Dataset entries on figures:

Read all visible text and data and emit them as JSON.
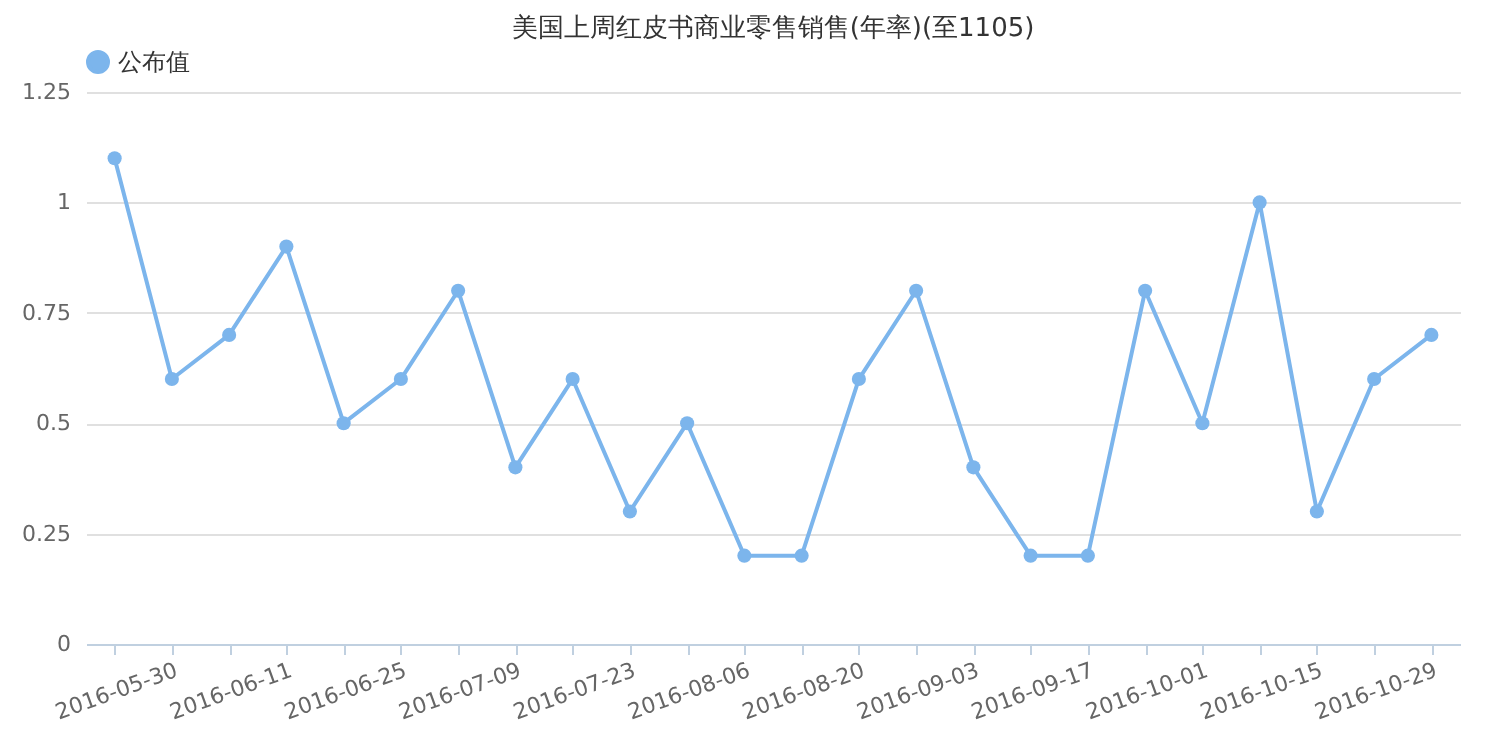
{
  "chart_data": {
    "type": "line",
    "title": "美国上周红皮书商业零售销售(年率)(至1105)",
    "categories": [
      null,
      "2016-05-30",
      null,
      "2016-06-11",
      null,
      "2016-06-25",
      null,
      "2016-07-09",
      null,
      "2016-07-23",
      null,
      "2016-08-06",
      null,
      "2016-08-20",
      null,
      "2016-09-03",
      null,
      "2016-09-17",
      null,
      "2016-10-01",
      null,
      "2016-10-15",
      null,
      "2016-10-29"
    ],
    "series": [
      {
        "name": "公布值",
        "color": "#7cb5ec",
        "values": [
          1.1,
          0.6,
          0.7,
          0.9,
          0.5,
          0.6,
          0.8,
          0.4,
          0.6,
          0.3,
          0.5,
          0.2,
          0.2,
          0.6,
          0.8,
          0.4,
          0.2,
          0.2,
          0.8,
          0.5,
          1.0,
          0.3,
          0.6,
          0.7
        ]
      }
    ],
    "ylim": [
      0,
      1.25
    ],
    "yticks": [
      0,
      0.25,
      0.5,
      0.75,
      1,
      1.25
    ],
    "grid": "y",
    "legend": "top left",
    "marker": "circle",
    "line_style": "solid"
  }
}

## What the task asks
Every record above must be given again exactly; drop the pictures.

## Correct output
Read all visible text and data and emit them as JSON.
{
  "chart_data": {
    "type": "line",
    "title": "美国上周红皮书商业零售销售(年率)(至1105)",
    "categories": [
      null,
      "2016-05-30",
      null,
      "2016-06-11",
      null,
      "2016-06-25",
      null,
      "2016-07-09",
      null,
      "2016-07-23",
      null,
      "2016-08-06",
      null,
      "2016-08-20",
      null,
      "2016-09-03",
      null,
      "2016-09-17",
      null,
      "2016-10-01",
      null,
      "2016-10-15",
      null,
      "2016-10-29"
    ],
    "series": [
      {
        "name": "公布值",
        "color": "#7cb5ec",
        "values": [
          1.1,
          0.6,
          0.7,
          0.9,
          0.5,
          0.6,
          0.8,
          0.4,
          0.6,
          0.3,
          0.5,
          0.2,
          0.2,
          0.6,
          0.8,
          0.4,
          0.2,
          0.2,
          0.8,
          0.5,
          1.0,
          0.3,
          0.6,
          0.7
        ]
      }
    ],
    "ylim": [
      0,
      1.25
    ],
    "yticks": [
      0,
      0.25,
      0.5,
      0.75,
      1,
      1.25
    ],
    "grid": "y",
    "legend": "top left",
    "marker": "circle",
    "line_style": "solid"
  }
}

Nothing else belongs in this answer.